■ Written request: Each entry below is to be given again word for word, with no pictures.

Saved data entries
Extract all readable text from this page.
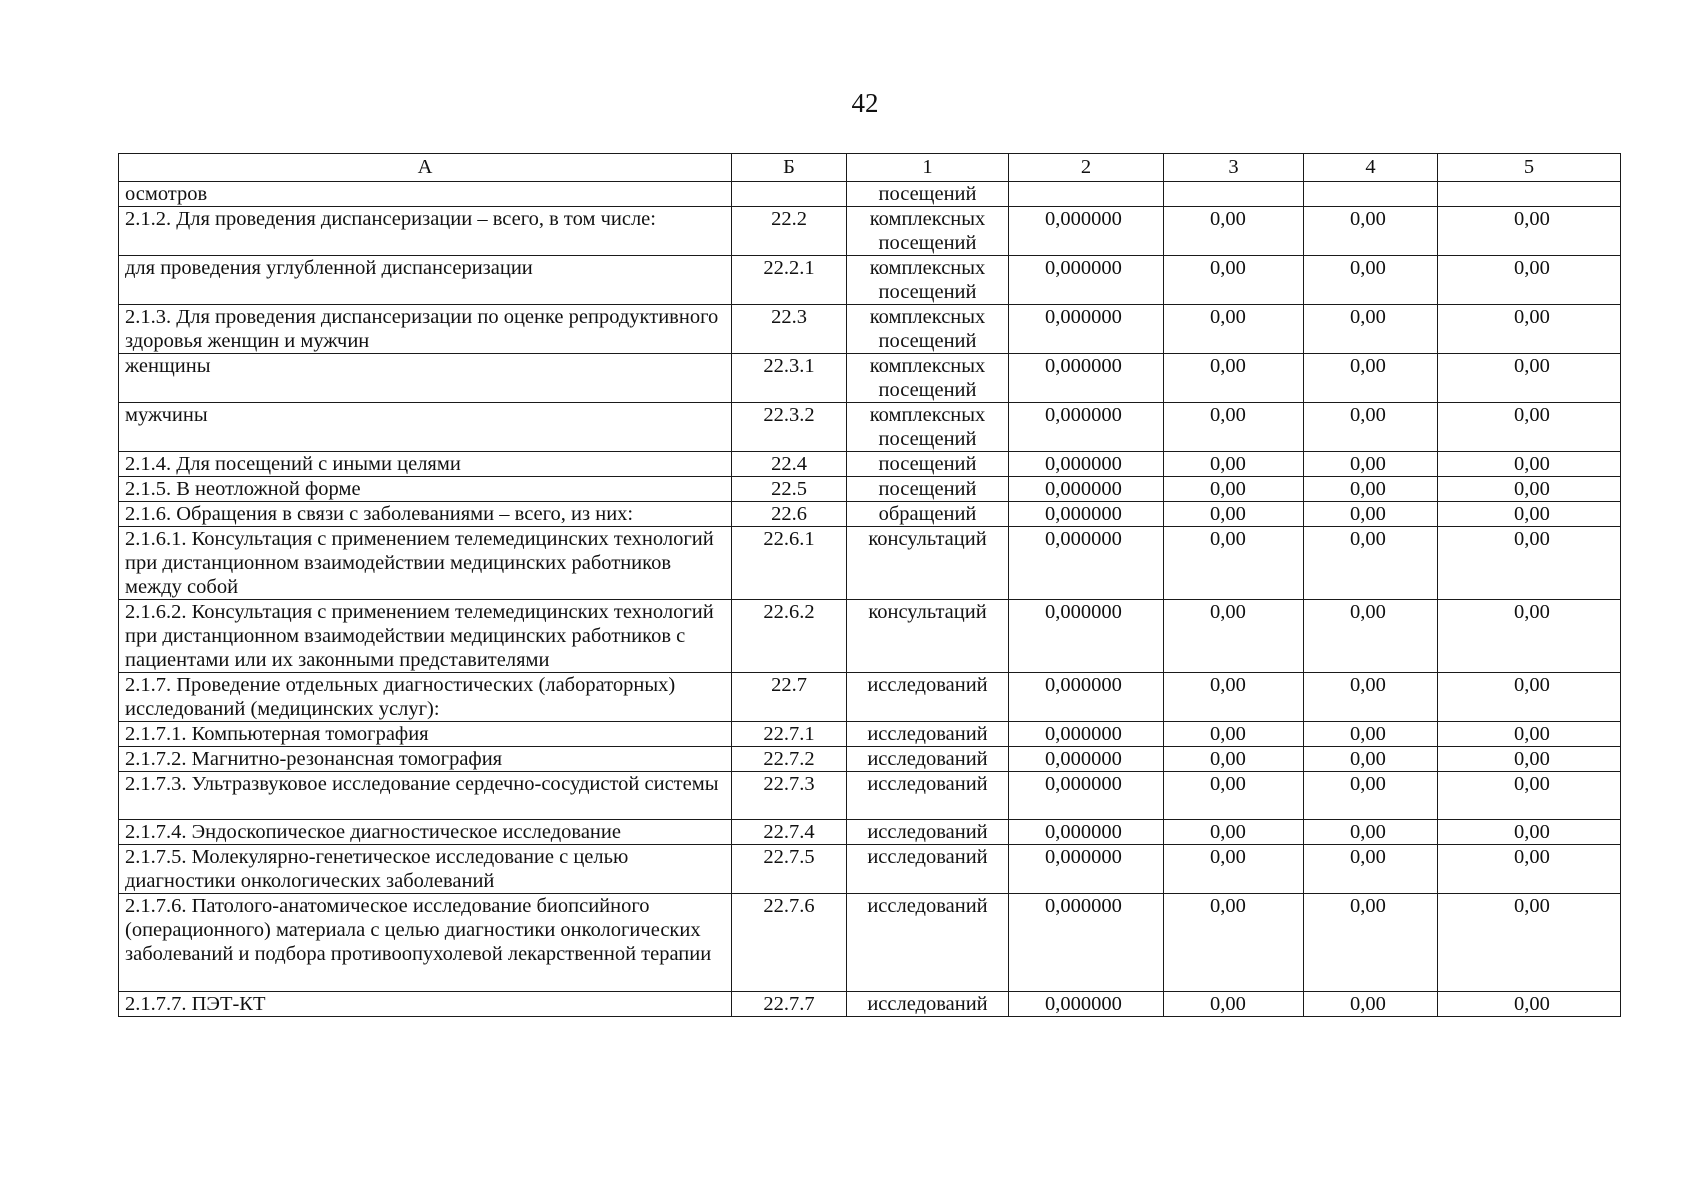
42
А	Б	1	2	3	4	5
осмотров		посещений				
2.1.2. Для проведения диспансеризации – всего, в том числе:	22.2	комплексных посещений	0,000000	0,00	0,00	0,00
для проведения углубленной диспансеризации	22.2.1	комплексных посещений	0,000000	0,00	0,00	0,00
2.1.3. Для проведения диспансеризации по оценке репродуктивного здоровья женщин и мужчин	22.3	комплексных посещений	0,000000	0,00	0,00	0,00
женщины	22.3.1	комплексных посещений	0,000000	0,00	0,00	0,00
мужчины	22.3.2	комплексных посещений	0,000000	0,00	0,00	0,00
2.1.4. Для посещений с иными целями	22.4	посещений	0,000000	0,00	0,00	0,00
2.1.5. В неотложной форме	22.5	посещений	0,000000	0,00	0,00	0,00
2.1.6. Обращения в связи с заболеваниями – всего, из них:	22.6	обращений	0,000000	0,00	0,00	0,00
2.1.6.1. Консультация с применением телемедицинских технологий при дистанционном взаимодействии медицинских работников между собой	22.6.1	консультаций	0,000000	0,00	0,00	0,00
2.1.6.2. Консультация с применением телемедицинских технологий при дистанционном взаимодействии медицинских работников с пациентами или их законными представителями	22.6.2	консультаций	0,000000	0,00	0,00	0,00
2.1.7. Проведение отдельных диагностических (лабораторных) исследований (медицинских услуг):	22.7	исследований	0,000000	0,00	0,00	0,00
2.1.7.1. Компьютерная томография	22.7.1	исследований	0,000000	0,00	0,00	0,00
2.1.7.2. Магнитно-резонансная томография	22.7.2	исследований	0,000000	0,00	0,00	0,00
2.1.7.3. Ультразвуковое исследование сердечно-сосудистой системы	22.7.3	исследований	0,000000	0,00	0,00	0,00
2.1.7.4. Эндоскопическое диагностическое исследование	22.7.4	исследований	0,000000	0,00	0,00	0,00
2.1.7.5. Молекулярно-генетическое исследование с целью диагностики онкологических заболеваний	22.7.5	исследований	0,000000	0,00	0,00	0,00
2.1.7.6. Патолого-анатомическое исследование биопсийного (операционного) материала с целью диагностики онкологических заболеваний и подбора противоопухолевой лекарственной терапии	22.7.6	исследований	0,000000	0,00	0,00	0,00
2.1.7.7. ПЭТ-КТ	22.7.7	исследований	0,000000	0,00	0,00	0,00
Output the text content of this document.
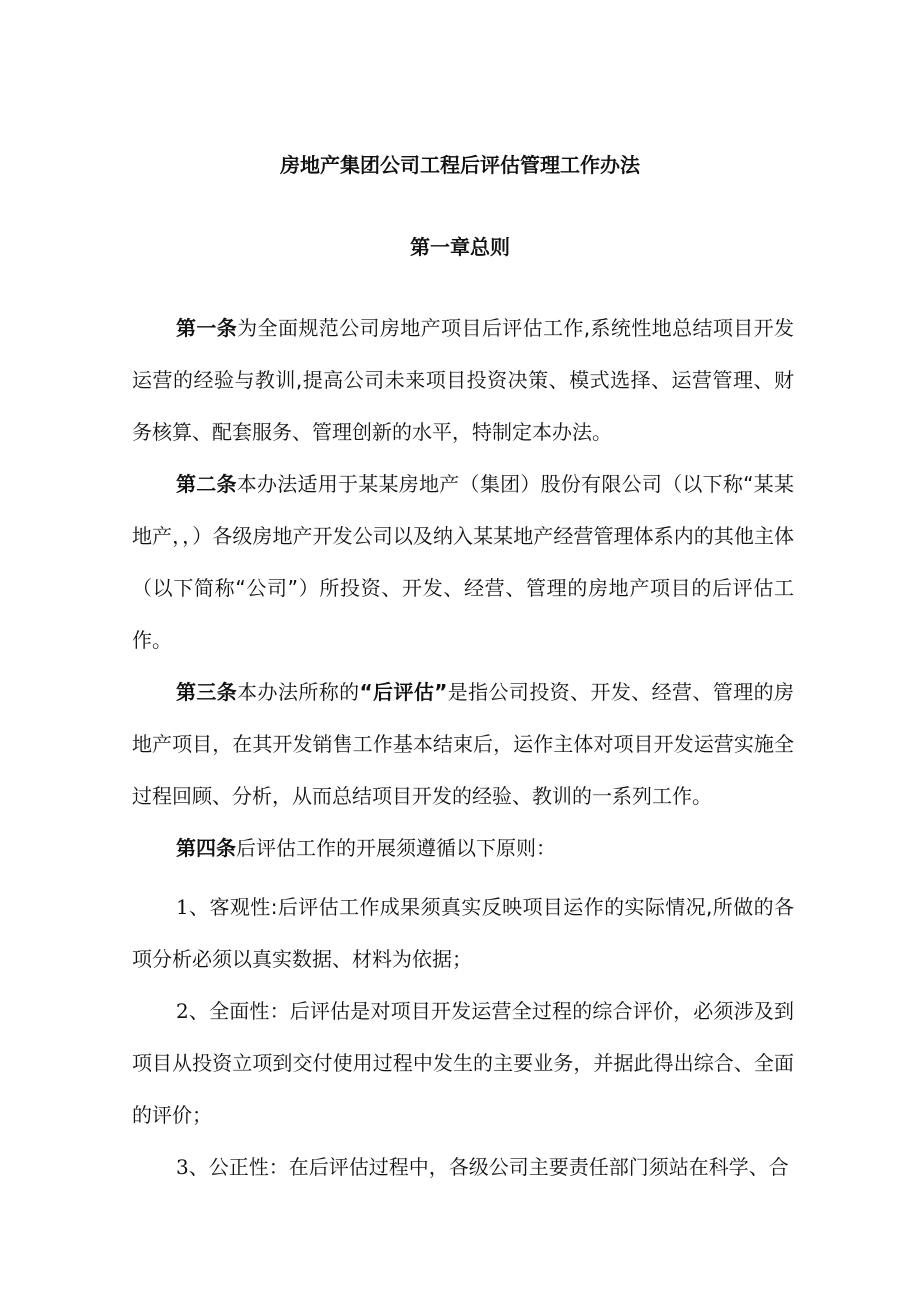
房地产集团公司工程后评估管理工作办法
第一章总则

第一条为全面规范公司房地产项目后评估工作,系统性地总结项目开发运营的经验与教训,提高公司未来项目投资决策、模式选择、运营管理、财务核算、配套服务、管理创新的水平，特制定本办法。

第二条本办法适用于某某房地产（集团）股份有限公司（以下称“某某地产，，）各级房地产开发公司以及纳入某某地产经营管理体系内的其他主体（以下简称“公司”）所投资、开发、经营、管理的房地产项目的后评估工作。

第三条本办法所称的“后评估”是指公司投资、开发、经营、管理的房地产项目，在其开发销售工作基本结束后，运作主体对项目开发运营实施全过程回顾、分析，从而总结项目开发的经验、教训的一系列工作。

第四条后评估工作的开展须遵循以下原则：

1、客观性:后评估工作成果须真实反映项目运作的实际情况,所做的各项分析必须以真实数据、材料为依据；

2、全面性：后评估是对项目开发运营全过程的综合评价，必须涉及到项目从投资立项到交付使用过程中发生的主要业务，并据此得出综合、全面的评价；

3、公正性：在后评估过程中，各级公司主要责任部门须站在科学、合
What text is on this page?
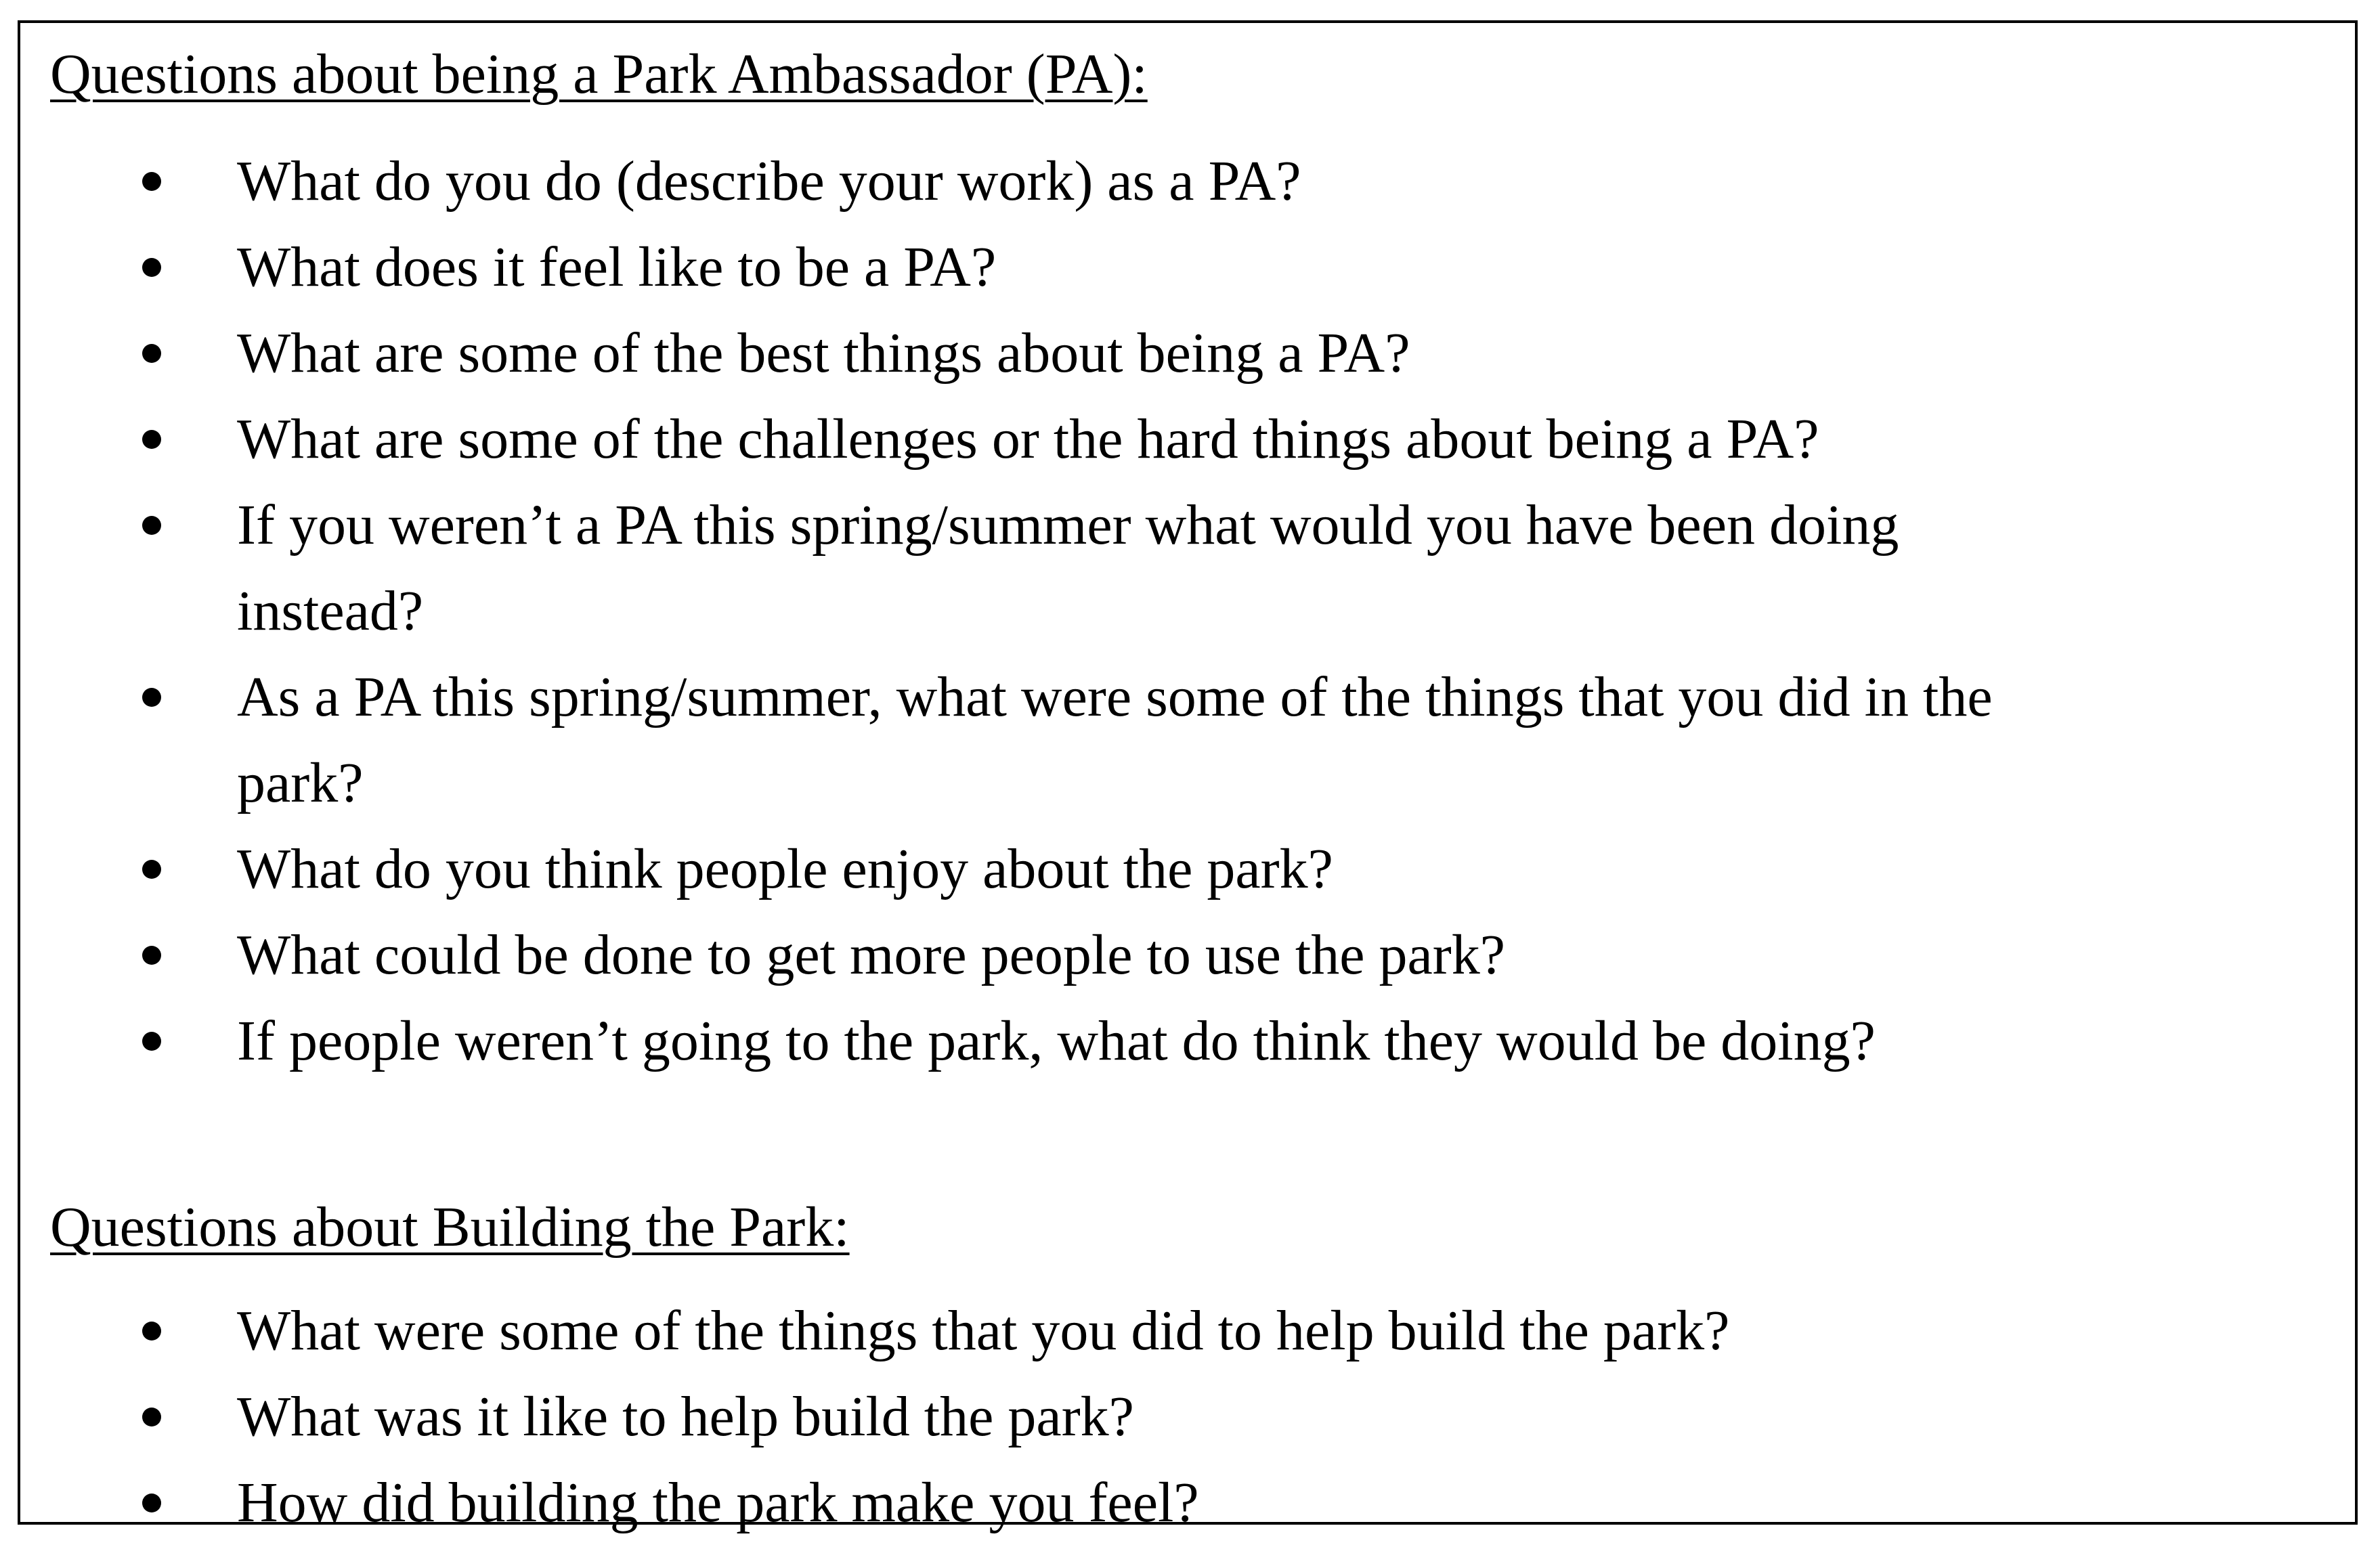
Questions about being a Park Ambassador (PA):
What do you do (describe your work) as a PA?
What does it feel like to be a PA?
What are some of the best things about being a PA?
What are some of the challenges or the hard things about being a PA?
If you weren’t a PA this spring/summer what would you have been doing
instead?
As a PA this spring/summer, what were some of the things that you did in the
park?
What do you think people enjoy about the park?
What could be done to get more people to use the park?
If people weren’t going to the park, what do think they would be doing?
Questions about Building the Park:
What were some of the things that you did to help build the park?
What was it like to help build the park?
How did building the park make you feel?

■ Response to the task:
Extract all readable text from this page.
42
А	Б	1	2	3	4	5
осмотров		посещений				
2.1.2. Для проведения диспансеризации – всего, в том числе:	22.2	комплексных посещений	0,000000	0,00	0,00	0,00
для проведения углубленной диспансеризации	22.2.1	комплексных посещений	0,000000	0,00	0,00	0,00
2.1.3. Для проведения диспансеризации по оценке репродуктивного здоровья женщин и мужчин	22.3	комплексных посещений	0,000000	0,00	0,00	0,00
женщины	22.3.1	комплексных посещений	0,000000	0,00	0,00	0,00
мужчины	22.3.2	комплексных посещений	0,000000	0,00	0,00	0,00
2.1.4. Для посещений с иными целями	22.4	посещений	0,000000	0,00	0,00	0,00
2.1.5. В неотложной форме	22.5	посещений	0,000000	0,00	0,00	0,00
2.1.6. Обращения в связи с заболеваниями – всего, из них:	22.6	обращений	0,000000	0,00	0,00	0,00
2.1.6.1. Консультация с применением телемедицинских технологий при дистанционном взаимодействии медицинских работников между собой	22.6.1	консультаций	0,000000	0,00	0,00	0,00
2.1.6.2. Консультация с применением телемедицинских технологий при дистанционном взаимодействии медицинских работников с пациентами или их законными представителями	22.6.2	консультаций	0,000000	0,00	0,00	0,00
2.1.7. Проведение отдельных диагностических (лабораторных) исследований (медицинских услуг):	22.7	исследований	0,000000	0,00	0,00	0,00
2.1.7.1. Компьютерная томография	22.7.1	исследований	0,000000	0,00	0,00	0,00
2.1.7.2. Магнитно-резонансная томография	22.7.2	исследований	0,000000	0,00	0,00	0,00
2.1.7.3. Ультразвуковое исследование сердечно-сосудистой системы	22.7.3	исследований	0,000000	0,00	0,00	0,00
2.1.7.4. Эндоскопическое диагностическое исследование	22.7.4	исследований	0,000000	0,00	0,00	0,00
2.1.7.5. Молекулярно-генетическое исследование с целью диагностики онкологических заболеваний	22.7.5	исследований	0,000000	0,00	0,00	0,00
2.1.7.6. Патолого-анатомическое исследование биопсийного (операционного) материала с целью диагностики онкологических заболеваний и подбора противоопухолевой лекарственной терапии	22.7.6	исследований	0,000000	0,00	0,00	0,00
2.1.7.7. ПЭТ-КТ	22.7.7	исследований	0,000000	0,00	0,00	0,00
Output the text content of this document.
房地产集团公司工程后评估管理工作办法
第一章总则

第一条为全面规范公司房地产项目后评估工作,系统性地总结项目开发运营的经验与教训,提高公司未来项目投资决策、模式选择、运营管理、财务核算、配套服务、管理创新的水平，特制定本办法。

第二条本办法适用于某某房地产（集团）股份有限公司（以下称“某某地产，，）各级房地产开发公司以及纳入某某地产经营管理体系内的其他主体（以下简称“公司”）所投资、开发、经营、管理的房地产项目的后评估工作。

第三条本办法所称的“后评估”是指公司投资、开发、经营、管理的房地产项目，在其开发销售工作基本结束后，运作主体对项目开发运营实施全过程回顾、分析，从而总结项目开发的经验、教训的一系列工作。

第四条后评估工作的开展须遵循以下原则：

1、客观性:后评估工作成果须真实反映项目运作的实际情况,所做的各项分析必须以真实数据、材料为依据；

2、全面性：后评估是对项目开发运营全过程的综合评价，必须涉及到项目从投资立项到交付使用过程中发生的主要业务，并据此得出综合、全面的评价；

3、公正性：在后评估过程中，各级公司主要责任部门须站在科学、合
What text is on this page?
Questions about being a Park Ambassador (PA):
What do you do (describe your work) as a PA?
What does it feel like to be a PA?
What are some of the best things about being a PA?
What are some of the challenges or the hard things about being a PA?
If you weren’t a PA this spring/summer what would you have been doing
instead?
As a PA this spring/summer, what were some of the things that you did in the
park?
What do you think people enjoy about the park?
What could be done to get more people to use the park?
If people weren’t going to the park, what do think they would be doing?
Questions about Building the Park:
What were some of the things that you did to help build the park?
What was it like to help build the park?
How did building the park make you feel?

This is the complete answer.